(Figure dataset records)
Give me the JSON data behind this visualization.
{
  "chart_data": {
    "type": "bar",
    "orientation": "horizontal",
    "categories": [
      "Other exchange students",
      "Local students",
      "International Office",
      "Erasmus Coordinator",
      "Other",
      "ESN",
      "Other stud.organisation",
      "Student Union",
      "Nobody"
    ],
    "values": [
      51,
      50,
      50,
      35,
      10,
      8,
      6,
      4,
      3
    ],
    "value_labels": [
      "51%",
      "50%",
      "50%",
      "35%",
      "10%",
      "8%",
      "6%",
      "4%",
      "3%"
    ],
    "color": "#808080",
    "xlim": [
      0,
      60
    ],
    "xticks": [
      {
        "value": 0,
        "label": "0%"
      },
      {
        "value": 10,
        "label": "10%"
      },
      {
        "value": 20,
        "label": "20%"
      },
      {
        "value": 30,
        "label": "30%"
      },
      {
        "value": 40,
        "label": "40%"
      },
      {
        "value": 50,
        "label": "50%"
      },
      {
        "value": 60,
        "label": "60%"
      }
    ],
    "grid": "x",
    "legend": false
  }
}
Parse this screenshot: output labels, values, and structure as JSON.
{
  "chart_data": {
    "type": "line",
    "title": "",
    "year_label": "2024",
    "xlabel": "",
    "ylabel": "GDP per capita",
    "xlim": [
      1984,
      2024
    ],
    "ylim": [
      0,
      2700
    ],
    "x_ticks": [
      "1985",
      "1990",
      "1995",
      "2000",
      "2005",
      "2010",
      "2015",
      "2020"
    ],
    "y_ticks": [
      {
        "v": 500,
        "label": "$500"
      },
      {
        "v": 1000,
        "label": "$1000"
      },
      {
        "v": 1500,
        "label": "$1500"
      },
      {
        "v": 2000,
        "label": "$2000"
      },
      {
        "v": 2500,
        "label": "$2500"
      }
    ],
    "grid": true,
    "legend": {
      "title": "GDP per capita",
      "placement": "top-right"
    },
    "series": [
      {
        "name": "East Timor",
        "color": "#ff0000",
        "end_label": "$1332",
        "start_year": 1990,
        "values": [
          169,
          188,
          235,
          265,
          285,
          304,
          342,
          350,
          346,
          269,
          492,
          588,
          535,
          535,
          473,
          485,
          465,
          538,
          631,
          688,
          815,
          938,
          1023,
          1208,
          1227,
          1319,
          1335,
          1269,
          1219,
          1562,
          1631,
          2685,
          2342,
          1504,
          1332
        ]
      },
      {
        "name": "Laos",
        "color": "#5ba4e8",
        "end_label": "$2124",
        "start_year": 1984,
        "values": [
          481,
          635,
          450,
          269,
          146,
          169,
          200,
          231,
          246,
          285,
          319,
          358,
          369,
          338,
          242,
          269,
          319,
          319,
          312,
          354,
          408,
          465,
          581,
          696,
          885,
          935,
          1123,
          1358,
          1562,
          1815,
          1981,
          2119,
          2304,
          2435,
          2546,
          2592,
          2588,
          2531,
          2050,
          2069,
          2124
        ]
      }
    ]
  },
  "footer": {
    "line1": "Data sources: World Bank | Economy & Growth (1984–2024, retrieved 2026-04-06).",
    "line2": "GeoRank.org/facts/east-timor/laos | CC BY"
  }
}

Task to carry out: Find the lines containing "Other" and pull them out.

Expected answer:
      "Other exchange students",
      "Other",
      "Other stud.organisation",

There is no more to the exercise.